--- Data supplied ---
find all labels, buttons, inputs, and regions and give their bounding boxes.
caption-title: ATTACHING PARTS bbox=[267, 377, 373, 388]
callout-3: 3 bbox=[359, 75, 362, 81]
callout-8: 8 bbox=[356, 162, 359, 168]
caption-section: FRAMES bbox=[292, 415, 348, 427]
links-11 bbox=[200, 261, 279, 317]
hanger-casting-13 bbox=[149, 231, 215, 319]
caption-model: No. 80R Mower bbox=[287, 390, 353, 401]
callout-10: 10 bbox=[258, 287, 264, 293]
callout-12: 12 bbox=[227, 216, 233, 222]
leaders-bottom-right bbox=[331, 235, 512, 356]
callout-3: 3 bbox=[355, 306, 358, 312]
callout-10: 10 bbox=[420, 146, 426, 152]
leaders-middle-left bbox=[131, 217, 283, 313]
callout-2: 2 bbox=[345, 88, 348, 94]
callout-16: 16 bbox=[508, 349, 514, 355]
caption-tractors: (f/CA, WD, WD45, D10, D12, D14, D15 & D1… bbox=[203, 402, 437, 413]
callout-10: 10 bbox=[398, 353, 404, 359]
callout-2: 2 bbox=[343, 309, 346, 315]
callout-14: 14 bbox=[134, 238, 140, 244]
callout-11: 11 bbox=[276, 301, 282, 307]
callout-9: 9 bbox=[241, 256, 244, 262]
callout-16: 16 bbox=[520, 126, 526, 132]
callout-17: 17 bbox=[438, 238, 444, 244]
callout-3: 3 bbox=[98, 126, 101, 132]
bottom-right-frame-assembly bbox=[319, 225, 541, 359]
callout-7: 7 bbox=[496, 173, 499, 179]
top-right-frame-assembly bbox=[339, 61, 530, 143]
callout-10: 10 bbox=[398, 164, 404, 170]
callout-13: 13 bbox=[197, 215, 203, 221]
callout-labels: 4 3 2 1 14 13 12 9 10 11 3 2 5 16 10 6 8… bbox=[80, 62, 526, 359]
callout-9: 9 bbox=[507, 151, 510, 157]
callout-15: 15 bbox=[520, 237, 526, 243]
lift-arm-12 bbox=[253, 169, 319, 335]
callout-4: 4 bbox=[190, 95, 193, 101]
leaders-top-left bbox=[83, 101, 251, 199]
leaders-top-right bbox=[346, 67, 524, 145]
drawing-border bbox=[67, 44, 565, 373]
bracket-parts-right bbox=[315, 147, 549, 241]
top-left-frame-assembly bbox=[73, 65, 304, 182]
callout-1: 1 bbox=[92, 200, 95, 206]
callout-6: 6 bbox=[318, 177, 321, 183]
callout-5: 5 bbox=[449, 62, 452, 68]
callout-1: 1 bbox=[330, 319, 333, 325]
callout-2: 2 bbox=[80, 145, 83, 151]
---
#### [Exercise]
Return every line of the records above, unchanged and in the same order.

#### [Exercise response]
find all labels, buttons, inputs, and regions and give their bounding boxes.
caption-title: ATTACHING PARTS bbox=[267, 377, 373, 388]
callout-3: 3 bbox=[359, 75, 362, 81]
callout-8: 8 bbox=[356, 162, 359, 168]
caption-section: FRAMES bbox=[292, 415, 348, 427]
links-11 bbox=[200, 261, 279, 317]
hanger-casting-13 bbox=[149, 231, 215, 319]
caption-model: No. 80R Mower bbox=[287, 390, 353, 401]
callout-10: 10 bbox=[258, 287, 264, 293]
callout-12: 12 bbox=[227, 216, 233, 222]
leaders-bottom-right bbox=[331, 235, 512, 356]
callout-3: 3 bbox=[355, 306, 358, 312]
callout-10: 10 bbox=[420, 146, 426, 152]
leaders-middle-left bbox=[131, 217, 283, 313]
callout-2: 2 bbox=[345, 88, 348, 94]
callout-16: 16 bbox=[508, 349, 514, 355]
caption-tractors: (f/CA, WD, WD45, D10, D12, D14, D15 & D1… bbox=[203, 402, 437, 413]
callout-10: 10 bbox=[398, 353, 404, 359]
callout-2: 2 bbox=[343, 309, 346, 315]
callout-14: 14 bbox=[134, 238, 140, 244]
callout-11: 11 bbox=[276, 301, 282, 307]
callout-9: 9 bbox=[241, 256, 244, 262]
callout-16: 16 bbox=[520, 126, 526, 132]
callout-17: 17 bbox=[438, 238, 444, 244]
callout-3: 3 bbox=[98, 126, 101, 132]
bottom-right-frame-assembly bbox=[319, 225, 541, 359]
callout-7: 7 bbox=[496, 173, 499, 179]
top-right-frame-assembly bbox=[339, 61, 530, 143]
callout-10: 10 bbox=[398, 164, 404, 170]
callout-13: 13 bbox=[197, 215, 203, 221]
callout-labels: 4 3 2 1 14 13 12 9 10 11 3 2 5 16 10 6 8… bbox=[80, 62, 526, 359]
callout-9: 9 bbox=[507, 151, 510, 157]
callout-15: 15 bbox=[520, 237, 526, 243]
lift-arm-12 bbox=[253, 169, 319, 335]
callout-4: 4 bbox=[190, 95, 193, 101]
leaders-top-left bbox=[83, 101, 251, 199]
leaders-top-right bbox=[346, 67, 524, 145]
drawing-border bbox=[67, 44, 565, 373]
bracket-parts-right bbox=[315, 147, 549, 241]
top-left-frame-assembly bbox=[73, 65, 304, 182]
callout-1: 1 bbox=[92, 200, 95, 206]
callout-6: 6 bbox=[318, 177, 321, 183]
callout-5: 5 bbox=[449, 62, 452, 68]
callout-1: 1 bbox=[330, 319, 333, 325]
callout-2: 2 bbox=[80, 145, 83, 151]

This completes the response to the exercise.